◆ **SHORT PROBLEM**
Locate the word "time" in the entries below, then gather every line that holds it.

===== DATA ROWS =====

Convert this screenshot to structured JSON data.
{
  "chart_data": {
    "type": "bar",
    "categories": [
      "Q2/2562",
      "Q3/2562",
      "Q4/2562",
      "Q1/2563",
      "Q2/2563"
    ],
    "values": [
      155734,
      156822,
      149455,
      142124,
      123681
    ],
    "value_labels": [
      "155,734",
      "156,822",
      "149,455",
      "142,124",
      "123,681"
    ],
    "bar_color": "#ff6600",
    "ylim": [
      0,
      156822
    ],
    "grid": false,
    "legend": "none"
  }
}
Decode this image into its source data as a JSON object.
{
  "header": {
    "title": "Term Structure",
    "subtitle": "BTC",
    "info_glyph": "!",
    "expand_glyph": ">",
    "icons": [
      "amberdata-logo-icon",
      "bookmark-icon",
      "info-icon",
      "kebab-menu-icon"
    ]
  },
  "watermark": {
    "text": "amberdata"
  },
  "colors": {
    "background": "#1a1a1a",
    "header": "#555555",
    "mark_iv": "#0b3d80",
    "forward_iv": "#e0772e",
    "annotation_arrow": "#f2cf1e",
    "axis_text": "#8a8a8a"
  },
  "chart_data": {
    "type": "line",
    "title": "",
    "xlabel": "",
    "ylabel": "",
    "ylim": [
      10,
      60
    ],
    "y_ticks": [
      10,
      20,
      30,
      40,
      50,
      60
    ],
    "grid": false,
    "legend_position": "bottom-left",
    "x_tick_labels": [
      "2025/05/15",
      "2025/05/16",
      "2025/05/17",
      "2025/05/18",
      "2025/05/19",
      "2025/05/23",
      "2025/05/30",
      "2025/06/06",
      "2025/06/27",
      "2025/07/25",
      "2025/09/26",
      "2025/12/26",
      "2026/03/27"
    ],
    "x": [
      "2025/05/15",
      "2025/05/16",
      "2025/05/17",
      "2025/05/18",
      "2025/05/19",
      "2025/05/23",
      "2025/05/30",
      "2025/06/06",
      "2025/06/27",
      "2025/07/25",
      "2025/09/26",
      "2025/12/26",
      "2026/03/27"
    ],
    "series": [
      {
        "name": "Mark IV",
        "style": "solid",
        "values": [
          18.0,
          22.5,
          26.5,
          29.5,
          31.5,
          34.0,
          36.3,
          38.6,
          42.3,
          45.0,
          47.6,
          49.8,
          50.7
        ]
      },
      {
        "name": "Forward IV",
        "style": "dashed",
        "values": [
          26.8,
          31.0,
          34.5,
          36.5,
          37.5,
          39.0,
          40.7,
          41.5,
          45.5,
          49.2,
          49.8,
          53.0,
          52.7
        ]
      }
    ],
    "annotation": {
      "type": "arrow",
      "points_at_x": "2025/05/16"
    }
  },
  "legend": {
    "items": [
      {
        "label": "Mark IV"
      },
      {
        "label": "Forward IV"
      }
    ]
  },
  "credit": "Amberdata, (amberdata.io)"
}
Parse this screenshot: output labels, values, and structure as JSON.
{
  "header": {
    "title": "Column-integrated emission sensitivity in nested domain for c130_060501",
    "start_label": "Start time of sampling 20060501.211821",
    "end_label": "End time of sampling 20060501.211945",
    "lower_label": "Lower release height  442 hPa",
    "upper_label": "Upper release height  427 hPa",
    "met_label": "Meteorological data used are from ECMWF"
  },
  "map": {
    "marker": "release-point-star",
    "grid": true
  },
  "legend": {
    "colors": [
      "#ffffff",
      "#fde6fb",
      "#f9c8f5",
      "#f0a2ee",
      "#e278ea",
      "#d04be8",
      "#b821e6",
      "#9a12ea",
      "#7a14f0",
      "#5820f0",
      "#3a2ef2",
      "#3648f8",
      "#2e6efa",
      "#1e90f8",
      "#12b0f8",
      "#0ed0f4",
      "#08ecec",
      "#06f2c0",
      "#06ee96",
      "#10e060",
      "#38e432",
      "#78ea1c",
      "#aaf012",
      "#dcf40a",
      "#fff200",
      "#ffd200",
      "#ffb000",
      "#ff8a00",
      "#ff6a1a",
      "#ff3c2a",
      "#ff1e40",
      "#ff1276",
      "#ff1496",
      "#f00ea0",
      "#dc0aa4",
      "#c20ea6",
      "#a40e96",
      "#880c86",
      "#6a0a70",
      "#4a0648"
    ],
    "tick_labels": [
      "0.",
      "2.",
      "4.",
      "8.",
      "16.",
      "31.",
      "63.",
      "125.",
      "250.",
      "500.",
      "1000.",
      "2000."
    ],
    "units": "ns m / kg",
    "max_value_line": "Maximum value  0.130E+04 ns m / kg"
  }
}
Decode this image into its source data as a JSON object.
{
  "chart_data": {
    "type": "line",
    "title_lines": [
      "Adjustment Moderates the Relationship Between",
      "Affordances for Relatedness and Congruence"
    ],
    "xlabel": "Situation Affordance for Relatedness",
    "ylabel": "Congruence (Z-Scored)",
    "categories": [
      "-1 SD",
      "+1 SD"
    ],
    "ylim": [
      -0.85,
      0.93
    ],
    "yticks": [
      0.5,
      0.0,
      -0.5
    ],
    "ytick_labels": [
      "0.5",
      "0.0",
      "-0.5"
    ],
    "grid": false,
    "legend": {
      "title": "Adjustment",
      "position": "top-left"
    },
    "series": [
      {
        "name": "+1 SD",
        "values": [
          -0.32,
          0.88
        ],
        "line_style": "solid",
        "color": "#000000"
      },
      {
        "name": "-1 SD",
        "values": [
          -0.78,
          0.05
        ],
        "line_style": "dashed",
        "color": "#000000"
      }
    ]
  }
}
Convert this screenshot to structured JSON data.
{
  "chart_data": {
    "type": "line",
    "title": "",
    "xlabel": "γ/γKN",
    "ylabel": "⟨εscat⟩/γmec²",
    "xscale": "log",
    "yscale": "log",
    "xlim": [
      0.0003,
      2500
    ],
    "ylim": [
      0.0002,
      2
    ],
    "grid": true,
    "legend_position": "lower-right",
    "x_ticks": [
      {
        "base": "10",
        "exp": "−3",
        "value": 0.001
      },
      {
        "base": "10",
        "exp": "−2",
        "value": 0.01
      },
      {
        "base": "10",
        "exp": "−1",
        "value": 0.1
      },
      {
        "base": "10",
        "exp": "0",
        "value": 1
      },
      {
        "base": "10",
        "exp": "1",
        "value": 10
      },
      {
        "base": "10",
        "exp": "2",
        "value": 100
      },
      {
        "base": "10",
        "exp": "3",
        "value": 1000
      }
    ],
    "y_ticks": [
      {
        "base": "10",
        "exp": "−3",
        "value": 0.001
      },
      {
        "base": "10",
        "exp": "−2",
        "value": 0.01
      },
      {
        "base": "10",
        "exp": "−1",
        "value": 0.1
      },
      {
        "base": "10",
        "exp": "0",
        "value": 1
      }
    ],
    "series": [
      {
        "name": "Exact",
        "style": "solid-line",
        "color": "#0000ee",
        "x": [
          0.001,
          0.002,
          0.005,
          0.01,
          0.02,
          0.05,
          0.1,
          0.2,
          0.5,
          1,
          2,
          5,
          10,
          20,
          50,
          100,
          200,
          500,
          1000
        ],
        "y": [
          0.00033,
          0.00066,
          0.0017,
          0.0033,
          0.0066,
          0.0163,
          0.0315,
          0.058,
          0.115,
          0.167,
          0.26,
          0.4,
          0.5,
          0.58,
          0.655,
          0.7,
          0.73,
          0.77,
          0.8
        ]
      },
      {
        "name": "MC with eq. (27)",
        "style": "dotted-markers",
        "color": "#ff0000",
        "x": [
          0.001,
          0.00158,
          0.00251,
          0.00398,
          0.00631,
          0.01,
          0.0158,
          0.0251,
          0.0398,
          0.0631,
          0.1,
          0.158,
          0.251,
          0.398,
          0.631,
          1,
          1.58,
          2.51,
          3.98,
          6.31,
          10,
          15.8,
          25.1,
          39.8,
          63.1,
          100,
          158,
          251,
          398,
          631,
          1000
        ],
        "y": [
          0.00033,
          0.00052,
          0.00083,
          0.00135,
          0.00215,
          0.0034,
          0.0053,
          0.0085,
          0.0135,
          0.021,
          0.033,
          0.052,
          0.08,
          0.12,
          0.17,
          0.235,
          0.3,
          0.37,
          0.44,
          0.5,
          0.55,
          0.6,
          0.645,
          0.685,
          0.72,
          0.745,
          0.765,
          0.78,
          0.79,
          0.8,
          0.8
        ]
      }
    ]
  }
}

=====

◆ **THE OUTPUT**
    "start_label": "Start time of sampling 20060501.211821",
    "end_label": "End time of sampling 20060501.211945",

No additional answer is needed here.